Written problem 1 — Transcribe the passage of the WorldMark vacancy discussion that runs from "18. Maui-Valley Isle" up to and including "months per year.".
Written problem 2 — Go on with the forum discussion of WorldMark resort vacancies, starting after its last sentence.

Text extract —
So, 38% more vacant nights per unit.



			
				BocaBum99 said:
			
		

> What this analysis of the data demonstrates is that WorldMark owners are showing a stronger desire to go to coastal resorts. So, it should follow that more units should be built in coastal areas.
> 
> Fred's attitude is a good one. But, he is clearly settling for what is available rather than going where he would normally choose to go all things being equal.



I agree.  Here are the top 20 LEAST vacant:

 1. Monterey Bay 
 2. Pismo Beach 
 3. Dolphin's Cove 
 4. San Francisco 
 5. Palm Springs 
 6. Depoe Bay 
 7. Schooner Landing 
 8. Rosarito 
 9. Las Vegas 
10. The Canadian 
11. McCall 
12. Orlando 
13. Gleneden 
14. Ocean Shores 
15. Oceanside Harbor 
16. South Shore 
17. Las Vegas Spencer St. 
18. Maui-Valley Isle 
19. Kona 
20. Maui-Kihei 

The vacant nights/unit range from 0.9 for Monterey (only 33 units) to just 15.5 for Maui.  

That's pretty good and far better than Galena that has 55 units and a whopping 236 vacant nights/unit.  That means that each unit sits empty for a total of almost 8 months per year.

In my opinion, TW should concentrate on building locations similar to the top 20 least vacant as that's where the demand seems to be.

___________________
WorldMark Owners' Community -      
	

	
	
		
		

		
		
	


	




      - www.wmowners.com


----------



## RichM

roadsister said:
			
		

> You bring up a good point about one of the resorts, Angels Camp.....I could not figure out why they were expanding it so soon as you could almost always get bonus time there WITHOUT the extra buildings...now with those extra units it's very easy to stay there anytime of the year....Angels Camp is BELOW the snow line.



That makes no sense.  Why add more units when (in 2004) there were 149 vacant nights with the existing 200 units?

Listing —

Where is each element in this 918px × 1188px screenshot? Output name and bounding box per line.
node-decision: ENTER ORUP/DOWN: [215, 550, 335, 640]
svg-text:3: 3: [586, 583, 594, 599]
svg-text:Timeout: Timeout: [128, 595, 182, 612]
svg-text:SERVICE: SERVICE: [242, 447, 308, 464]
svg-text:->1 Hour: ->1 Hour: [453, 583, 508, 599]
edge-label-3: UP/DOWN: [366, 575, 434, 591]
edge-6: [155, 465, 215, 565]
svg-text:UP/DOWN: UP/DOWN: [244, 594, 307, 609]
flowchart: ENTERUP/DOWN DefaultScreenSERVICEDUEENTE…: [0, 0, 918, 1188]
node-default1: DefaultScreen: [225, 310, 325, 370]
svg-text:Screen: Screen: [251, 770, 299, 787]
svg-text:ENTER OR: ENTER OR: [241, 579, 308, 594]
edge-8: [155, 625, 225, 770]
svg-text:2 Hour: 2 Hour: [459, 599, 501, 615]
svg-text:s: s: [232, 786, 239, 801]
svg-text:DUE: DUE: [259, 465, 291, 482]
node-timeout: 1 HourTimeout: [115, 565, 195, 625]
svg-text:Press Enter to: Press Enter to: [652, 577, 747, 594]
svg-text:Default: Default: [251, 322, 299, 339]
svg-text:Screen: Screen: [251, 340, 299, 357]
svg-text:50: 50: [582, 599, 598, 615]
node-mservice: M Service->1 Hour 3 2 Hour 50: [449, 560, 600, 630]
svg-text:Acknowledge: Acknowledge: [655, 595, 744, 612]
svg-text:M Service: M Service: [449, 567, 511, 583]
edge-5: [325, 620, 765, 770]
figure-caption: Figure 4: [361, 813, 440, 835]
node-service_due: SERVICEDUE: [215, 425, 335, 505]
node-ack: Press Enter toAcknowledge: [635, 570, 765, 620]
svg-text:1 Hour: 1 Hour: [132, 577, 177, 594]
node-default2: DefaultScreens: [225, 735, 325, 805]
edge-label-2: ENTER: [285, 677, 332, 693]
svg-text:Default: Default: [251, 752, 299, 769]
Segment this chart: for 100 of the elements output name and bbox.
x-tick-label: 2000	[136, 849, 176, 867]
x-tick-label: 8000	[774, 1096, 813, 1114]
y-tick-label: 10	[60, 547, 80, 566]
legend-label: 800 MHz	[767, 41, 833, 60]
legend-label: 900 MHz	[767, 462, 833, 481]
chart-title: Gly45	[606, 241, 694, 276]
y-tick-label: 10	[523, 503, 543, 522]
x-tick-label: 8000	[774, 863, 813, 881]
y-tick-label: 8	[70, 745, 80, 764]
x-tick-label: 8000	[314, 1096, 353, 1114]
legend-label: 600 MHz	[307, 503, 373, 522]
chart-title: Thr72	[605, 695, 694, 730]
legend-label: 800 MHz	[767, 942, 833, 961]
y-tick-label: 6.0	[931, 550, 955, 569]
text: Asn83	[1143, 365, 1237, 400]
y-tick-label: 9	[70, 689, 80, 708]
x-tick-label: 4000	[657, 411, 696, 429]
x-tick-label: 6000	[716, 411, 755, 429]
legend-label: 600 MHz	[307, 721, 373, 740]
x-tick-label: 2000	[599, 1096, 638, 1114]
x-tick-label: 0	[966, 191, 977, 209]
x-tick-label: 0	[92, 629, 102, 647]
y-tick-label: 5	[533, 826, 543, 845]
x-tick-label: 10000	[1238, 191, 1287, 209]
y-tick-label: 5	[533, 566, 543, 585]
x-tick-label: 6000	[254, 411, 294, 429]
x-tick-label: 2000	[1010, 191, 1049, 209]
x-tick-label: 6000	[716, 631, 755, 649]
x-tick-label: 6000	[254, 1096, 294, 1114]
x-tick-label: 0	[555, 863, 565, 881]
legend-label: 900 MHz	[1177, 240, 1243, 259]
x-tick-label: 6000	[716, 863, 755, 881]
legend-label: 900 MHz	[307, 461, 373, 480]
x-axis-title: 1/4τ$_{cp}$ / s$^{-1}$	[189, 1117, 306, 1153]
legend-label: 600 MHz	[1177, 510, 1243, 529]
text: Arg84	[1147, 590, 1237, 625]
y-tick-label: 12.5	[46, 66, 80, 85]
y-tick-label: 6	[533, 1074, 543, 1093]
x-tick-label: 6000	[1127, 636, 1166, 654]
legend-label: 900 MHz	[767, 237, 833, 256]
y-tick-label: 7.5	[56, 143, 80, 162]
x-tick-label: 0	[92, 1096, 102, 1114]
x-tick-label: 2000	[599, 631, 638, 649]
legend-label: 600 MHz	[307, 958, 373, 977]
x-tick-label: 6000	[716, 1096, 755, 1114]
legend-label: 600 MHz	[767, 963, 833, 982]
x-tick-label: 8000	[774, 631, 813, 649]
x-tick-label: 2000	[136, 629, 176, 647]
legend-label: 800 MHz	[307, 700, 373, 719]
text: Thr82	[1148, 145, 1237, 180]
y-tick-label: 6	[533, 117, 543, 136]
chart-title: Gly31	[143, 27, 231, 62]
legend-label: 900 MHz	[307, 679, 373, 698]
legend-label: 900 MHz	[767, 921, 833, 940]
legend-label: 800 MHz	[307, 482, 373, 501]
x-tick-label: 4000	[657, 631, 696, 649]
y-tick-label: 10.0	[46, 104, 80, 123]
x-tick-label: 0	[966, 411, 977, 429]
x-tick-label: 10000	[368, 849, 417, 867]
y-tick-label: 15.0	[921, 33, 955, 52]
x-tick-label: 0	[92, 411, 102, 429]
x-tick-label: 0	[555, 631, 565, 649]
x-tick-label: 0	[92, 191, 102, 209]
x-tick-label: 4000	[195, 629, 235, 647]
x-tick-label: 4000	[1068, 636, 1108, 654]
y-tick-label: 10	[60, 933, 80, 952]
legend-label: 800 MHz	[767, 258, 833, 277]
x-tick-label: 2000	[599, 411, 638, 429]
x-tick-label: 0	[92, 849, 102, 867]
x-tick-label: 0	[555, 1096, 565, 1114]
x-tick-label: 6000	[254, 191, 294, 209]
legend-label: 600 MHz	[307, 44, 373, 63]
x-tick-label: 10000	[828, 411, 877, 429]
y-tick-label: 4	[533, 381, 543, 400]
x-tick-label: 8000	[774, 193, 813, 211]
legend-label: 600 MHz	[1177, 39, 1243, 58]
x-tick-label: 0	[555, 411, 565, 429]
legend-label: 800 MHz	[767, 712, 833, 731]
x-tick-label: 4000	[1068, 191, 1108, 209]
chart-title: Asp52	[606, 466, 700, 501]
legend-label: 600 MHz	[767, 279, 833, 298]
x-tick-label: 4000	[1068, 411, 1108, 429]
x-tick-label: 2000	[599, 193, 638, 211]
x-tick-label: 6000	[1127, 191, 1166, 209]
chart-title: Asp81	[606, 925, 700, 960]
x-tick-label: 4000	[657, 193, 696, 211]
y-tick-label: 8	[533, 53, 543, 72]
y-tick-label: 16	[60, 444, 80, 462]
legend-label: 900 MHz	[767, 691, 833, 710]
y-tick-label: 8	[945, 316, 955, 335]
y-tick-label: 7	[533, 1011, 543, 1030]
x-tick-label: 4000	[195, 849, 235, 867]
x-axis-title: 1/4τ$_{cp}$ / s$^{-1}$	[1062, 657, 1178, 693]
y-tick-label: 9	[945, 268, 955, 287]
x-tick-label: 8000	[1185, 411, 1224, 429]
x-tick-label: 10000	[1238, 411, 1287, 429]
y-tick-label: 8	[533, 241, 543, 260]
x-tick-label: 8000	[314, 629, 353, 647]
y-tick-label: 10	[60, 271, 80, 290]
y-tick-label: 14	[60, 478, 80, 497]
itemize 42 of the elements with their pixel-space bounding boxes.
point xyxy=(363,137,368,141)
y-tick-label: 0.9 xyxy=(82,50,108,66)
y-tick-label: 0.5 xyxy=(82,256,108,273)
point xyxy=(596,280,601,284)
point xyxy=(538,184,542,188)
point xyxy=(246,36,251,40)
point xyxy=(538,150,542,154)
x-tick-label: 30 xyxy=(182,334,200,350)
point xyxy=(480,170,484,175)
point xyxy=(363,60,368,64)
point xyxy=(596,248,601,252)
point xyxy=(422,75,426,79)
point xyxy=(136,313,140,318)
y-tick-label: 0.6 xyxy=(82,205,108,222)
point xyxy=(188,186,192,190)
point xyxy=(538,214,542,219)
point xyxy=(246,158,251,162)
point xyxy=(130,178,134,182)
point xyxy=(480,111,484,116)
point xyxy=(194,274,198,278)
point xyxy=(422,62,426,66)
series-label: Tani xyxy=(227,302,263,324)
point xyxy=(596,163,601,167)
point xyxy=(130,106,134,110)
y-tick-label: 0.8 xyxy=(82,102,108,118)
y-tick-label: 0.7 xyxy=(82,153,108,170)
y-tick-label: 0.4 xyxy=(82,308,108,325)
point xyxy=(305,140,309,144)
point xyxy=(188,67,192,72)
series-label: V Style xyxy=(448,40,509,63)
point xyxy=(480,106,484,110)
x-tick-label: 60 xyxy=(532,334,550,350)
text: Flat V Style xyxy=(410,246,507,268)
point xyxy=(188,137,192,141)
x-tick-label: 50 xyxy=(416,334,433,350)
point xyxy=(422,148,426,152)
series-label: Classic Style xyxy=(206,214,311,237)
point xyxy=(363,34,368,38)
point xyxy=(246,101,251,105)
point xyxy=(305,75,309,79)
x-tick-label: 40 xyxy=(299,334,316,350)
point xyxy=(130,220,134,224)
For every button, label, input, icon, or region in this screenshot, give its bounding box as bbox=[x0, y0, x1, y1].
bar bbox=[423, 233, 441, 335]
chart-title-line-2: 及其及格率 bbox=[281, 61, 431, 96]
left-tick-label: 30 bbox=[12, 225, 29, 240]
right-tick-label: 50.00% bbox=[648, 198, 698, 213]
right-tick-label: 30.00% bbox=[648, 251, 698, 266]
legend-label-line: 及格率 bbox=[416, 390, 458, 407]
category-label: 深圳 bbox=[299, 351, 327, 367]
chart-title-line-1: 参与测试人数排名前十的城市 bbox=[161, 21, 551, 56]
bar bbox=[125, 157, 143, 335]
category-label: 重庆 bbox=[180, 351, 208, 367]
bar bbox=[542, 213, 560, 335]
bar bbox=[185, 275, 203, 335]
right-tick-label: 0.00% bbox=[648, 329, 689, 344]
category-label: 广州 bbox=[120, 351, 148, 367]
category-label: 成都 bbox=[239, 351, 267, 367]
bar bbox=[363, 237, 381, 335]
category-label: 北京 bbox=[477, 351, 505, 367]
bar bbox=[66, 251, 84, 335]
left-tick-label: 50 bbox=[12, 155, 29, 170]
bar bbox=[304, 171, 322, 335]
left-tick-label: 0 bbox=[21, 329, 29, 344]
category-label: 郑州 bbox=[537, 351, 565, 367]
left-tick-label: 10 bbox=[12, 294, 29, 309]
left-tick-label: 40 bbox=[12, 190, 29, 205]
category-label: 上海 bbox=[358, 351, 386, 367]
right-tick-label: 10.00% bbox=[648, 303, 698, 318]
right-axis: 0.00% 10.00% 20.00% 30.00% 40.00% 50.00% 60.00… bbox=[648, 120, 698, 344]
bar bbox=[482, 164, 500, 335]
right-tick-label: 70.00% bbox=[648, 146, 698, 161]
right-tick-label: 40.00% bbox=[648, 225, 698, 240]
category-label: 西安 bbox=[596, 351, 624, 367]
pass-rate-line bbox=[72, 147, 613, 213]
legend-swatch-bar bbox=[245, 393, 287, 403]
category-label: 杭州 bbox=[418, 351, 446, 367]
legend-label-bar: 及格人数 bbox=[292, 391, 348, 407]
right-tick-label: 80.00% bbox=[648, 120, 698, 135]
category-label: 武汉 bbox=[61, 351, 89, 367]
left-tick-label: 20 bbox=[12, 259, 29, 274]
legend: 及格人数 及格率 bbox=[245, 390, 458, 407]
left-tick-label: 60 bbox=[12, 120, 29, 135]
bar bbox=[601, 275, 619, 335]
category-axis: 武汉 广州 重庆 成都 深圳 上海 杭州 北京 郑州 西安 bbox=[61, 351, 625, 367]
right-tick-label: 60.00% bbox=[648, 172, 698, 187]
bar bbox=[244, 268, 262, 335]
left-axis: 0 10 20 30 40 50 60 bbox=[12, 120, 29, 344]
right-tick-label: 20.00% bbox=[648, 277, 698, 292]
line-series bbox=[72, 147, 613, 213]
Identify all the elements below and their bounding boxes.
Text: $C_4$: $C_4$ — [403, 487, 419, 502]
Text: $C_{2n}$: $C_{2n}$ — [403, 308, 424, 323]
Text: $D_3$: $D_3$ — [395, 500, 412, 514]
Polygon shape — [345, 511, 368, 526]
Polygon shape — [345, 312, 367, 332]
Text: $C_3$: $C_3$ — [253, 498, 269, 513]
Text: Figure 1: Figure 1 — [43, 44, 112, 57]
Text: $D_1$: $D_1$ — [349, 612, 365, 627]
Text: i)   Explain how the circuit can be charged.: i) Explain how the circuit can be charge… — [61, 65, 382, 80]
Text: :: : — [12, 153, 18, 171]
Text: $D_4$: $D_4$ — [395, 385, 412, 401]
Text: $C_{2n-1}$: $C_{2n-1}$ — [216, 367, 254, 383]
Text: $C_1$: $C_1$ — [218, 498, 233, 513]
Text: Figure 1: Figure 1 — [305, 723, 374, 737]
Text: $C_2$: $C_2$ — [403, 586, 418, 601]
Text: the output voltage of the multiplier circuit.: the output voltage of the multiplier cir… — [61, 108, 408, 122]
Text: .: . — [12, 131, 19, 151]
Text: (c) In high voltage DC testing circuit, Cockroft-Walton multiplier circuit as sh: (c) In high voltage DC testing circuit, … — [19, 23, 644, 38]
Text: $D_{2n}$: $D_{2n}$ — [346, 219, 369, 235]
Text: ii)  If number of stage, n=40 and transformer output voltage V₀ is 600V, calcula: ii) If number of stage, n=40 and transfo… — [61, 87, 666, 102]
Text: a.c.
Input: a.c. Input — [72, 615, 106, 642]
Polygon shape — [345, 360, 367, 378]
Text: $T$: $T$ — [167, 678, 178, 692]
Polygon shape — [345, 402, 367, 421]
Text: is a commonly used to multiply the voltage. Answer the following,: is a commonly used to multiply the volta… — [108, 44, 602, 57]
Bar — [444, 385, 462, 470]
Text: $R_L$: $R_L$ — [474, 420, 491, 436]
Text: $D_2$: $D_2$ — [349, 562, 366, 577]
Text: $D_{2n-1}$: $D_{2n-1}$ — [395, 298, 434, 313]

Exercise answer 1 —
18. Maui-Valley Isle 
19. Kona 
20. Maui-Kihei 

The vacant nights/unit range from 0.9 for Monterey (only 33 units) to just 15.5 for Maui.  

That's pretty good and far better than Galena that has 55 units and a whopping 236 vacant nights/unit.  That means that each unit sits empty for a total of almost 8 months per year.

Exercise answer 2 —
There's a vacant lot behind the Oceanside resort - I'd rather see them buy up that lot and add more units there.

We've got a fabulous new(er) resort in Vegas and an older one and both are under a 4% vacancy rate.  Perhaps we don't even have ENOUGH units there yet?  

Why add more units to one of the top 10 most vacant resorts? That's ridiculous.
___________________
WorldMark Owners' Community -      
	

	
	
		
		

		
		
	


	




      - www.wmowners.com


----------



## ladycody

> I purchased in Colorado, but I did not purchase Colorado credits. The fact that I purchased in Colorado does not guarantee me a winter week at Steamboat Springs during the height of ski season. The WorldMark credits I purchased give me the right to book any resort in the WorldMark system, at any time, subject to availability. Every other owner, regardless of where they live or where they purchased, has that same right. It’s a major feature of the system, a major selling point of the system. Whether it is a 1-1/2 hour drive to Estes Park or a 3-1/2 hour flight to Orlando is irrelevant. All WorldMark owners have an equal right to book any of the WorldMark resorts.



I understand all that but it doesnt negate the fact that _you _ are more likely to utilize the Colorado resorts (for bonus time or IS if nothing else) than _I _ would be(living in oregon).  So having you as an owner and having you near those resorts will help keep those units occupied in the event of low occupancy periods...which at least helps defray a bit of the expense of having them there.  What happens when the midwest has low occupancy...they sit empty because the owner base is on the coast for those resorts too.  That's all I'm saying.


----------



## BocaBum99

ladycody said:
			
		

> I understand all that but it doesnt negate the fact that _you _ are more likely to utilize the Colorado resorts (for bonus time or IS if nothing else) than _I _ would be(living in oregon).  So having you as an owner and having you near those resorts will help keep those units occupied in the event of low occupancy periods...which at least helps defray a bit of the expense of having them there.  What happens when the midwest has low occupancy...they sit empty because the owner base is on the coast for those resorts too.  That's all I'm saying.



I think these are some good insights.  So Trendwest needs to get busy selling those Galena units to those midwestern customers.


----------



## cotraveller

ladycody said:
			
		

> I understand all that but it doesnt negate the fact that _you _ are more likely to utilize the Colorado resorts (for bonus time or IS if nothing else) than _I _ would be(living in oregon).  So having you as an owner and having you near those resorts will help keep those units occupied in the event of low occupancy periods....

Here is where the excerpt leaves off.